ENTRIES SUPPLIED |
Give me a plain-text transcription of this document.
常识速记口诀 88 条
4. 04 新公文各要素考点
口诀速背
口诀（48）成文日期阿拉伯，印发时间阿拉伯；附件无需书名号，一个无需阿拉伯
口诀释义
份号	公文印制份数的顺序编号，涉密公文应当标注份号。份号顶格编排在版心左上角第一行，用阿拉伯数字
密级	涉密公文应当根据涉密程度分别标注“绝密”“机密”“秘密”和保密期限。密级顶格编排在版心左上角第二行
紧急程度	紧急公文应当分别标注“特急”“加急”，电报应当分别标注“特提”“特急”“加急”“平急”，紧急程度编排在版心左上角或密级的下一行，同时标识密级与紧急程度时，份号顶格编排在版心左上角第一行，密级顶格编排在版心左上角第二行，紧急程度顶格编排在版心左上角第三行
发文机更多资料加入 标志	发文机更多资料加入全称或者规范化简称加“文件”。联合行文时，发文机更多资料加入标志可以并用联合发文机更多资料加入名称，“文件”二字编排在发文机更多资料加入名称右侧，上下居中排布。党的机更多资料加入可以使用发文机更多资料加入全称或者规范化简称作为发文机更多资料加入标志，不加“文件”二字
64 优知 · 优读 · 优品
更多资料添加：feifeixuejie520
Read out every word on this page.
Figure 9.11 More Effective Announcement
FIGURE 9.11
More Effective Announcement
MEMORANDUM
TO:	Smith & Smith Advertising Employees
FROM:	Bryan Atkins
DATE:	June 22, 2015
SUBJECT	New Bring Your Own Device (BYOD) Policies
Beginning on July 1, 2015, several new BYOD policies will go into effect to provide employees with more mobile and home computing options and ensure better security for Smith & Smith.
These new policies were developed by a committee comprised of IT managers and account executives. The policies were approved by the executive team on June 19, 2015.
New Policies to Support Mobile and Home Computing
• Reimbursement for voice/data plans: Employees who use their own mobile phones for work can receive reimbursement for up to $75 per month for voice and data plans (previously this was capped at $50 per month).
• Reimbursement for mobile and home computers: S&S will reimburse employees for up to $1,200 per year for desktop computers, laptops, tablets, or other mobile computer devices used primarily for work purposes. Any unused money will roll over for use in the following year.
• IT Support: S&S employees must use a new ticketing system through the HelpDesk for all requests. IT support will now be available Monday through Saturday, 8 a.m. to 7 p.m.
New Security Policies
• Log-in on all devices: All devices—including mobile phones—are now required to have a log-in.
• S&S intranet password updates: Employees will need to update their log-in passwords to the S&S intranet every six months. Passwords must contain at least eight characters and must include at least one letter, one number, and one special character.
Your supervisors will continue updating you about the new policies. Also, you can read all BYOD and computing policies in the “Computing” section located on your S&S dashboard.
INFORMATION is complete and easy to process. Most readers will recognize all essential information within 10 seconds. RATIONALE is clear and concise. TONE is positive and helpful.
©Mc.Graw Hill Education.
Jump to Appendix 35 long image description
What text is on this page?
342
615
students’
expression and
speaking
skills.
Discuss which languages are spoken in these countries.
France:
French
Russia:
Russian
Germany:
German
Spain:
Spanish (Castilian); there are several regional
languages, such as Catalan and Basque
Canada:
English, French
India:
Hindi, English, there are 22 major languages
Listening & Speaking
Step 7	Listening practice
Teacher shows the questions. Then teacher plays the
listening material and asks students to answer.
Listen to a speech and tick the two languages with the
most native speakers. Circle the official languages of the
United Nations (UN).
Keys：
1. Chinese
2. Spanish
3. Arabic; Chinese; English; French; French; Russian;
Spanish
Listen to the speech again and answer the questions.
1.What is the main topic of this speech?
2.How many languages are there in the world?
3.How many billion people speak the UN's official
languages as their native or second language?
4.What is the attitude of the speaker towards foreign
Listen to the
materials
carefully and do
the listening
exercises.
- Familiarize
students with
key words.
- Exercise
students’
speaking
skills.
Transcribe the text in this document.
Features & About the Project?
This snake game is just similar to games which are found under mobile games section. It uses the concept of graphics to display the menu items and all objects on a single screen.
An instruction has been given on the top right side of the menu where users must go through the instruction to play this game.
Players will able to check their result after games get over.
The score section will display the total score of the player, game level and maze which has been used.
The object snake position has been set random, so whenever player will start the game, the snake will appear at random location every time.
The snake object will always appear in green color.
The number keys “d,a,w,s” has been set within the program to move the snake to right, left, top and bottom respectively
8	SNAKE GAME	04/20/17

GIVEN PROBLEM | Recopy all the lines exactly as they appear.

COMPLETED TASK |
Give me a plain-text transcription of this document.
常识速记口诀 88 条
4. 04 新公文各要素考点
口诀速背
口诀（48）成文日期阿拉伯，印发时间阿拉伯；附件无需书名号，一个无需阿拉伯
口诀释义
份号	公文印制份数的顺序编号，涉密公文应当标注份号。份号顶格编排在版心左上角第一行，用阿拉伯数字
密级	涉密公文应当根据涉密程度分别标注“绝密”“机密”“秘密”和保密期限。密级顶格编排在版心左上角第二行
紧急程度	紧急公文应当分别标注“特急”“加急”，电报应当分别标注“特提”“特急”“加急”“平急”，紧急程度编排在版心左上角或密级的下一行，同时标识密级与紧急程度时，份号顶格编排在版心左上角第一行，密级顶格编排在版心左上角第二行，紧急程度顶格编排在版心左上角第三行
发文机更多资料加入 标志	发文机更多资料加入全称或者规范化简称加“文件”。联合行文时，发文机更多资料加入标志可以并用联合发文机更多资料加入名称，“文件”二字编排在发文机更多资料加入名称右侧，上下居中排布。党的机更多资料加入可以使用发文机更多资料加入全称或者规范化简称作为发文机更多资料加入标志，不加“文件”二字
64 优知 · 优读 · 优品
更多资料添加：feifeixuejie520
Read out every word on this page.
Figure 9.11 More Effective Announcement
FIGURE 9.11
More Effective Announcement
MEMORANDUM
TO:	Smith & Smith Advertising Employees
FROM:	Bryan Atkins
DATE:	June 22, 2015
SUBJECT	New Bring Your Own Device (BYOD) Policies
Beginning on July 1, 2015, several new BYOD policies will go into effect to provide employees with more mobile and home computing options and ensure better security for Smith & Smith.
These new policies were developed by a committee comprised of IT managers and account executives. The policies were approved by the executive team on June 19, 2015.
New Policies to Support Mobile and Home Computing
• Reimbursement for voice/data plans: Employees who use their own mobile phones for work can receive reimbursement for up to $75 per month for voice and data plans (previously this was capped at $50 per month).
• Reimbursement for mobile and home computers: S&S will reimburse employees for up to $1,200 per year for desktop computers, laptops, tablets, or other mobile computer devices used primarily for work purposes. Any unused money will roll over for use in the following year.
• IT Support: S&S employees must use a new ticketing system through the HelpDesk for all requests. IT support will now be available Monday through Saturday, 8 a.m. to 7 p.m.
New Security Policies
• Log-in on all devices: All devices—including mobile phones—are now required to have a log-in.
• S&S intranet password updates: Employees will need to update their log-in passwords to the S&S intranet every six months. Passwords must contain at least eight characters and must include at least one letter, one number, and one special character.
Your supervisors will continue updating you about the new policies. Also, you can read all BYOD and computing policies in the “Computing” section located on your S&S dashboard.
INFORMATION is complete and easy to process. Most readers will recognize all essential information within 10 seconds. RATIONALE is clear and concise. TONE is positive and helpful.
©Mc.Graw Hill Education.
Jump to Appendix 35 long image description
What text is on this page?
342
615
students’
expression and
speaking
skills.
Discuss which languages are spoken in these countries.
France:
French
Russia:
Russian
Germany:
German
Spain:
Spanish (Castilian); there are several regional
languages, such as Catalan and Basque
Canada:
English, French
India:
Hindi, English, there are 22 major languages
Listening & Speaking
Step 7	Listening practice
Teacher shows the questions. Then teacher plays the
listening material and asks students to answer.
Listen to a speech and tick the two languages with the
most native speakers. Circle the official languages of the
United Nations (UN).
Keys：
1. Chinese
2. Spanish
3. Arabic; Chinese; English; French; French; Russian;
Spanish
Listen to the speech again and answer the questions.
1.What is the main topic of this speech?
2.How many languages are there in the world?
3.How many billion people speak the UN's official
languages as their native or second language?
4.What is the attitude of the speaker towards foreign
Listen to the
materials
carefully and do
the listening
exercises.
- Familiarize
students with
key words.
- Exercise
students’
speaking
skills.
Transcribe the text in this document.
Features & About the Project?
This snake game is just similar to games which are found under mobile games section. It uses the concept of graphics to display the menu items and all objects on a single screen.
An instruction has been given on the top right side of the menu where users must go through the instruction to play this game.
Players will able to check their result after games get over.
The score section will display the total score of the player, game level and maze which has been used.
The object snake position has been set random, so whenever player will start the game, the snake will appear at random location every time.
The snake object will always appear in green color.
The number keys “d,a,w,s” has been set within the program to move the snake to right, left, top and bottom respectively
8	SNAKE GAME	04/20/17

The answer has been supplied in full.